Copy every line of the following data that includes the string "count".
────
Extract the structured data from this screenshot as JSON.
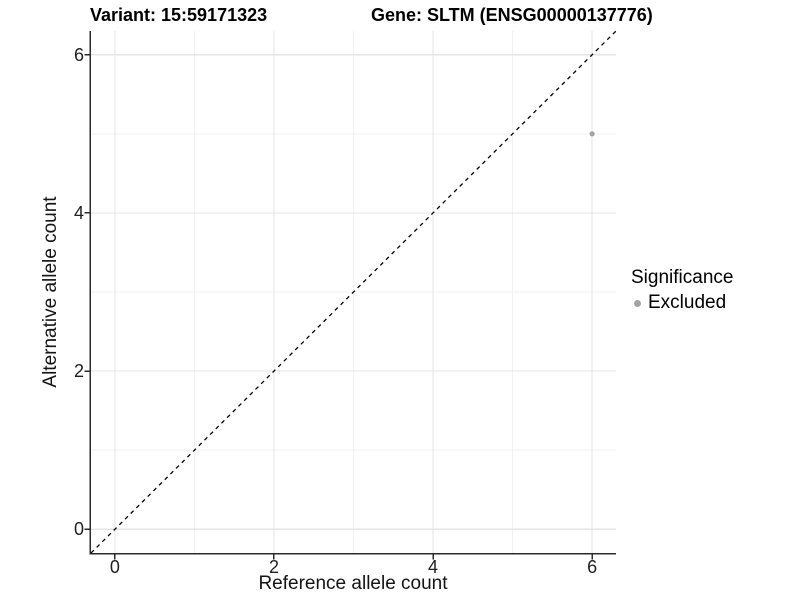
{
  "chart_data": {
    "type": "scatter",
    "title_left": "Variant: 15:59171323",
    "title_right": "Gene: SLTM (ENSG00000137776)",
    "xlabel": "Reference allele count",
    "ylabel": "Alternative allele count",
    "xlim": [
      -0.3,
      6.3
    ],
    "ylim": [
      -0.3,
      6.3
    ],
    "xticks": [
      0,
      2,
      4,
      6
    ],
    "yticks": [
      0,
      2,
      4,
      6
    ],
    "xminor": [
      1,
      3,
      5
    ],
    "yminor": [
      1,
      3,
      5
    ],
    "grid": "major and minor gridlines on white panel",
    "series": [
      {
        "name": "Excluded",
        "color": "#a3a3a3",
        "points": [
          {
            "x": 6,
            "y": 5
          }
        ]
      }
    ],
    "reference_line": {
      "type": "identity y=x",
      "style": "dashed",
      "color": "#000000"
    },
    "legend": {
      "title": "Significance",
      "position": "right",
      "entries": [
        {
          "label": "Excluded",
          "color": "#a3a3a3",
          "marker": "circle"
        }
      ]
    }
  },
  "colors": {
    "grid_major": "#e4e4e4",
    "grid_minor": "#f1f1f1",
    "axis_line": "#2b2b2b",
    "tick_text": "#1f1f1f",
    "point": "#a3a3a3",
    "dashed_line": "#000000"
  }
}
────
#### TASK RESULT:
    "xlabel": "Reference allele count",
    "ylabel": "Alternative allele count",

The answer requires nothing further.